(Figure record extracts)
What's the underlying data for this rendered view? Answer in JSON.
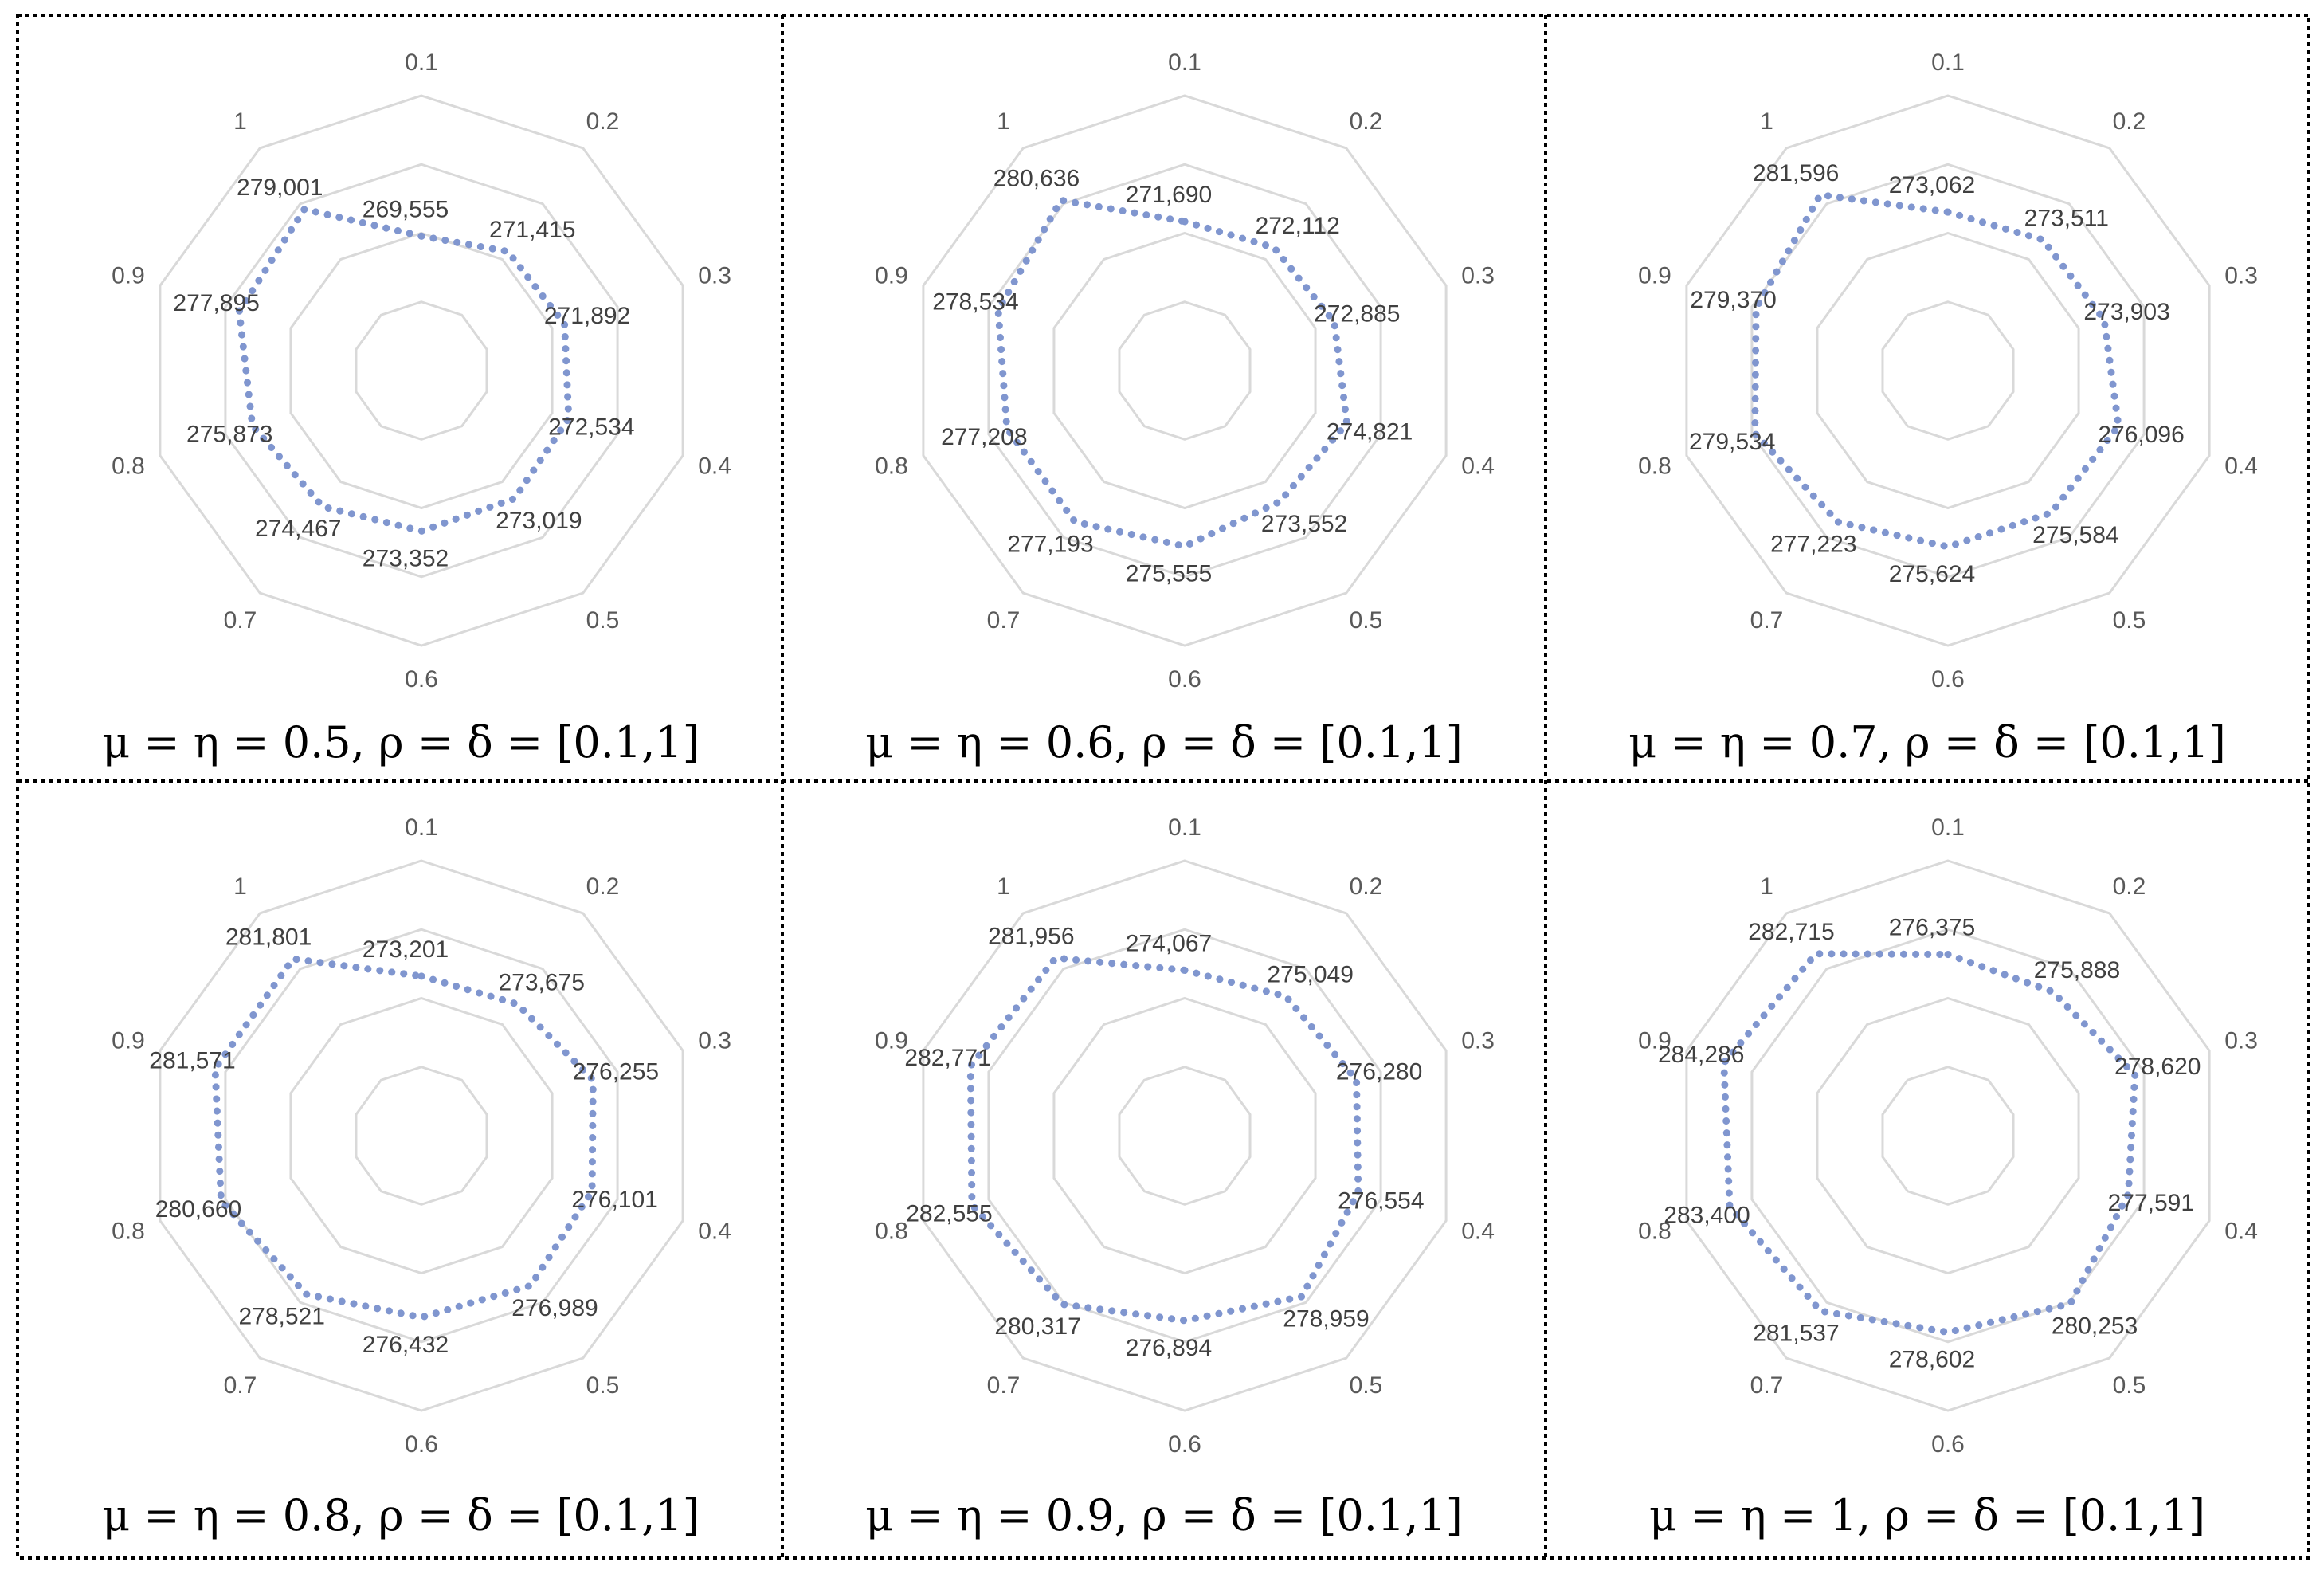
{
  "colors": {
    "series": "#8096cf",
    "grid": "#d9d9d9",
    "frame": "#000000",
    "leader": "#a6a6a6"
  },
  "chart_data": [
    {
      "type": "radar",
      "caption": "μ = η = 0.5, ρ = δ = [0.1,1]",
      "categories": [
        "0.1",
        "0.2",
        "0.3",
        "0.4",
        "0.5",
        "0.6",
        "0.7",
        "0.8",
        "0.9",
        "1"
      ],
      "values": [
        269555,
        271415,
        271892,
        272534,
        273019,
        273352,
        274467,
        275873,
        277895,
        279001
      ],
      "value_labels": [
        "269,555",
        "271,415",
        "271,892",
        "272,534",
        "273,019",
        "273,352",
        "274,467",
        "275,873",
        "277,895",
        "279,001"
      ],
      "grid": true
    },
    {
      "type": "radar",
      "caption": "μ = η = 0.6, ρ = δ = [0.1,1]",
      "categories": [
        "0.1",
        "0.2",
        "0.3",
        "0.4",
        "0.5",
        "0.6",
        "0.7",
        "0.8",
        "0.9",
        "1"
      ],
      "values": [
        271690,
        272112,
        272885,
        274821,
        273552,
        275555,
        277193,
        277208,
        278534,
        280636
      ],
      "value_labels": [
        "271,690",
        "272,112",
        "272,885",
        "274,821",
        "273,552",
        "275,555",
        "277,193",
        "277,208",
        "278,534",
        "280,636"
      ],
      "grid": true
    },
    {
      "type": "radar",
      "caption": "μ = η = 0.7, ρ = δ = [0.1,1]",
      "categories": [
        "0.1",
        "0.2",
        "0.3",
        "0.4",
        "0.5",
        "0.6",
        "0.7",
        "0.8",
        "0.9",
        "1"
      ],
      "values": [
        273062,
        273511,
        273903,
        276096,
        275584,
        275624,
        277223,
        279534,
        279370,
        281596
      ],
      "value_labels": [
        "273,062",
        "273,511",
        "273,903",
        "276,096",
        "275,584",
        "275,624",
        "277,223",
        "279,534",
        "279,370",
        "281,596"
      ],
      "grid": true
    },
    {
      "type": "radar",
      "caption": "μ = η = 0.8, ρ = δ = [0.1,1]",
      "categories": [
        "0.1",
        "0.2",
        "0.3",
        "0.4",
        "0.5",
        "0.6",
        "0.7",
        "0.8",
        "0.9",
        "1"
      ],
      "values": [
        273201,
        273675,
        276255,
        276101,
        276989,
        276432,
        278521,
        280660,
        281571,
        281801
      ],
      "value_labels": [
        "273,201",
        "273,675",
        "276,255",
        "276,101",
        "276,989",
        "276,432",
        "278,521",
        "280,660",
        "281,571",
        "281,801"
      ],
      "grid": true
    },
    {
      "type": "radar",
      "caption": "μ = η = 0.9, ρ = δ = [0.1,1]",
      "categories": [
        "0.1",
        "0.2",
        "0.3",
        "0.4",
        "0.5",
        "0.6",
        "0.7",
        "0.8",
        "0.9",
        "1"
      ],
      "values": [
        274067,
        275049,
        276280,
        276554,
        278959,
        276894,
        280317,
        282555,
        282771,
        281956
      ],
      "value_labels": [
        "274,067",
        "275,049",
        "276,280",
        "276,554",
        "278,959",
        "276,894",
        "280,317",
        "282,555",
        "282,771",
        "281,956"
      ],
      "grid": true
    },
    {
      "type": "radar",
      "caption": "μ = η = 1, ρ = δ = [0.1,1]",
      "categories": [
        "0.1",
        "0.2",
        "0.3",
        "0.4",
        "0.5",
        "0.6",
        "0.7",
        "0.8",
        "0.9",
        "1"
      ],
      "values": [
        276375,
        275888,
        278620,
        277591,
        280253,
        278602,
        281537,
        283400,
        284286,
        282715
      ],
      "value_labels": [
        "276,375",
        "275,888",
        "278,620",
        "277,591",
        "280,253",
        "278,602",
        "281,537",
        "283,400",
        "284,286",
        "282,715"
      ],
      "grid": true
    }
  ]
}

■ What is required ■
Print the complete listing exactly as it stands, without its pictures.

■ Exercise output ■
What's the underlying data for this rendered view? Answer in JSON.
{
  "colors": {
    "series": "#8096cf",
    "grid": "#d9d9d9",
    "frame": "#000000",
    "leader": "#a6a6a6"
  },
  "chart_data": [
    {
      "type": "radar",
      "caption": "μ = η = 0.5, ρ = δ = [0.1,1]",
      "categories": [
        "0.1",
        "0.2",
        "0.3",
        "0.4",
        "0.5",
        "0.6",
        "0.7",
        "0.8",
        "0.9",
        "1"
      ],
      "values": [
        269555,
        271415,
        271892,
        272534,
        273019,
        273352,
        274467,
        275873,
        277895,
        279001
      ],
      "value_labels": [
        "269,555",
        "271,415",
        "271,892",
        "272,534",
        "273,019",
        "273,352",
        "274,467",
        "275,873",
        "277,895",
        "279,001"
      ],
      "grid": true
    },
    {
      "type": "radar",
      "caption": "μ = η = 0.6, ρ = δ = [0.1,1]",
      "categories": [
        "0.1",
        "0.2",
        "0.3",
        "0.4",
        "0.5",
        "0.6",
        "0.7",
        "0.8",
        "0.9",
        "1"
      ],
      "values": [
        271690,
        272112,
        272885,
        274821,
        273552,
        275555,
        277193,
        277208,
        278534,
        280636
      ],
      "value_labels": [
        "271,690",
        "272,112",
        "272,885",
        "274,821",
        "273,552",
        "275,555",
        "277,193",
        "277,208",
        "278,534",
        "280,636"
      ],
      "grid": true
    },
    {
      "type": "radar",
      "caption": "μ = η = 0.7, ρ = δ = [0.1,1]",
      "categories": [
        "0.1",
        "0.2",
        "0.3",
        "0.4",
        "0.5",
        "0.6",
        "0.7",
        "0.8",
        "0.9",
        "1"
      ],
      "values": [
        273062,
        273511,
        273903,
        276096,
        275584,
        275624,
        277223,
        279534,
        279370,
        281596
      ],
      "value_labels": [
        "273,062",
        "273,511",
        "273,903",
        "276,096",
        "275,584",
        "275,624",
        "277,223",
        "279,534",
        "279,370",
        "281,596"
      ],
      "grid": true
    },
    {
      "type": "radar",
      "caption": "μ = η = 0.8, ρ = δ = [0.1,1]",
      "categories": [
        "0.1",
        "0.2",
        "0.3",
        "0.4",
        "0.5",
        "0.6",
        "0.7",
        "0.8",
        "0.9",
        "1"
      ],
      "values": [
        273201,
        273675,
        276255,
        276101,
        276989,
        276432,
        278521,
        280660,
        281571,
        281801
      ],
      "value_labels": [
        "273,201",
        "273,675",
        "276,255",
        "276,101",
        "276,989",
        "276,432",
        "278,521",
        "280,660",
        "281,571",
        "281,801"
      ],
      "grid": true
    },
    {
      "type": "radar",
      "caption": "μ = η = 0.9, ρ = δ = [0.1,1]",
      "categories": [
        "0.1",
        "0.2",
        "0.3",
        "0.4",
        "0.5",
        "0.6",
        "0.7",
        "0.8",
        "0.9",
        "1"
      ],
      "values": [
        274067,
        275049,
        276280,
        276554,
        278959,
        276894,
        280317,
        282555,
        282771,
        281956
      ],
      "value_labels": [
        "274,067",
        "275,049",
        "276,280",
        "276,554",
        "278,959",
        "276,894",
        "280,317",
        "282,555",
        "282,771",
        "281,956"
      ],
      "grid": true
    },
    {
      "type": "radar",
      "caption": "μ = η = 1, ρ = δ = [0.1,1]",
      "categories": [
        "0.1",
        "0.2",
        "0.3",
        "0.4",
        "0.5",
        "0.6",
        "0.7",
        "0.8",
        "0.9",
        "1"
      ],
      "values": [
        276375,
        275888,
        278620,
        277591,
        280253,
        278602,
        281537,
        283400,
        284286,
        282715
      ],
      "value_labels": [
        "276,375",
        "275,888",
        "278,620",
        "277,591",
        "280,253",
        "278,602",
        "281,537",
        "283,400",
        "284,286",
        "282,715"
      ],
      "grid": true
    }
  ]
}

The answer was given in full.